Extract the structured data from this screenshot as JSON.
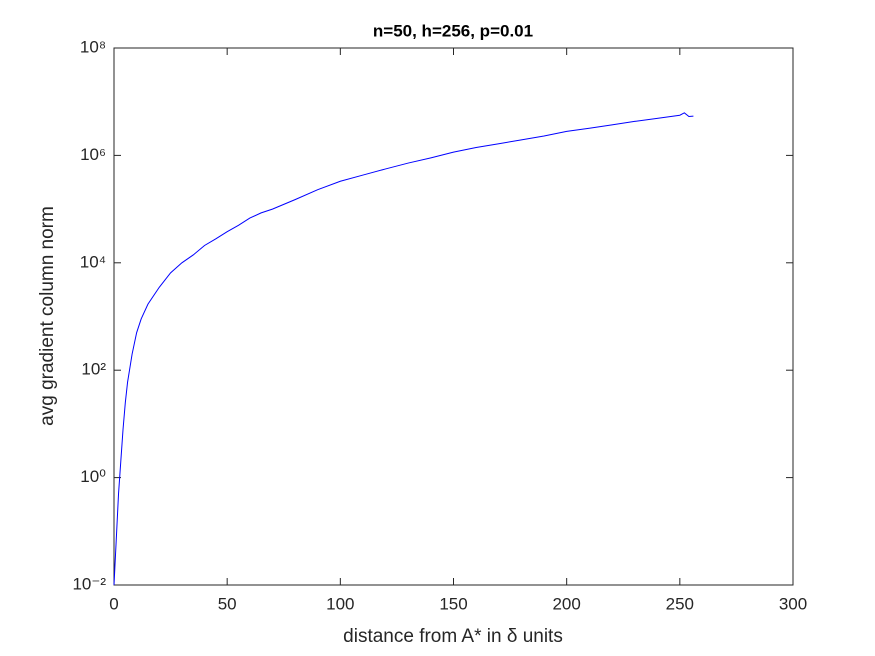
{
  "chart_data": {
    "type": "line",
    "title": "n=50, h=256, p=0.01",
    "x_label": "distance from A* in δ units",
    "y_label": "avg gradient column norm",
    "y_scale": "log",
    "grid": false,
    "xlim": [
      0,
      300
    ],
    "xticks": [
      0,
      50,
      100,
      150,
      200,
      250,
      300
    ],
    "ylim": [
      0.01,
      100000000
    ],
    "yticks": [
      {
        "value": 0.01,
        "label": "10⁻²"
      },
      {
        "value": 1,
        "label": "10⁰"
      },
      {
        "value": 100,
        "label": "10²"
      },
      {
        "value": 10000,
        "label": "10⁴"
      },
      {
        "value": 1000000,
        "label": "10⁶"
      },
      {
        "value": 100000000,
        "label": "10⁸"
      }
    ],
    "x": [
      0,
      1,
      2,
      3,
      4,
      5,
      6,
      8,
      10,
      12,
      15,
      20,
      25,
      30,
      35,
      40,
      45,
      50,
      55,
      60,
      65,
      70,
      80,
      90,
      100,
      110,
      120,
      130,
      140,
      150,
      160,
      170,
      180,
      190,
      200,
      210,
      220,
      230,
      240,
      250,
      252,
      254,
      256
    ],
    "series": [
      {
        "color": "#0000ff",
        "values": [
          0.01,
          0.07,
          0.5,
          2,
          8,
          25,
          60,
          200,
          500,
          900,
          1700,
          3500,
          6500,
          10000,
          14000,
          21000,
          28000,
          38000,
          50000,
          68000,
          85000,
          100000,
          150000,
          230000,
          330000,
          430000,
          560000,
          720000,
          900000,
          1150000,
          1400000,
          1650000,
          1950000,
          2300000,
          2800000,
          3200000,
          3700000,
          4300000,
          4900000,
          5600000,
          6200000,
          5300000,
          5400000
        ]
      }
    ]
  }
}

Task statement —
Transcribe the full listing character for character. Pictures are excluded.

Written response —
Extract the structured data from this screenshot as JSON.
{
  "chart_data": {
    "type": "line",
    "title": "n=50, h=256, p=0.01",
    "x_label": "distance from A* in δ units",
    "y_label": "avg gradient column norm",
    "y_scale": "log",
    "grid": false,
    "xlim": [
      0,
      300
    ],
    "xticks": [
      0,
      50,
      100,
      150,
      200,
      250,
      300
    ],
    "ylim": [
      0.01,
      100000000
    ],
    "yticks": [
      {
        "value": 0.01,
        "label": "10⁻²"
      },
      {
        "value": 1,
        "label": "10⁰"
      },
      {
        "value": 100,
        "label": "10²"
      },
      {
        "value": 10000,
        "label": "10⁴"
      },
      {
        "value": 1000000,
        "label": "10⁶"
      },
      {
        "value": 100000000,
        "label": "10⁸"
      }
    ],
    "x": [
      0,
      1,
      2,
      3,
      4,
      5,
      6,
      8,
      10,
      12,
      15,
      20,
      25,
      30,
      35,
      40,
      45,
      50,
      55,
      60,
      65,
      70,
      80,
      90,
      100,
      110,
      120,
      130,
      140,
      150,
      160,
      170,
      180,
      190,
      200,
      210,
      220,
      230,
      240,
      250,
      252,
      254,
      256
    ],
    "series": [
      {
        "color": "#0000ff",
        "values": [
          0.01,
          0.07,
          0.5,
          2,
          8,
          25,
          60,
          200,
          500,
          900,
          1700,
          3500,
          6500,
          10000,
          14000,
          21000,
          28000,
          38000,
          50000,
          68000,
          85000,
          100000,
          150000,
          230000,
          330000,
          430000,
          560000,
          720000,
          900000,
          1150000,
          1400000,
          1650000,
          1950000,
          2300000,
          2800000,
          3200000,
          3700000,
          4300000,
          4900000,
          5600000,
          6200000,
          5300000,
          5400000
        ]
      }
    ]
  }
}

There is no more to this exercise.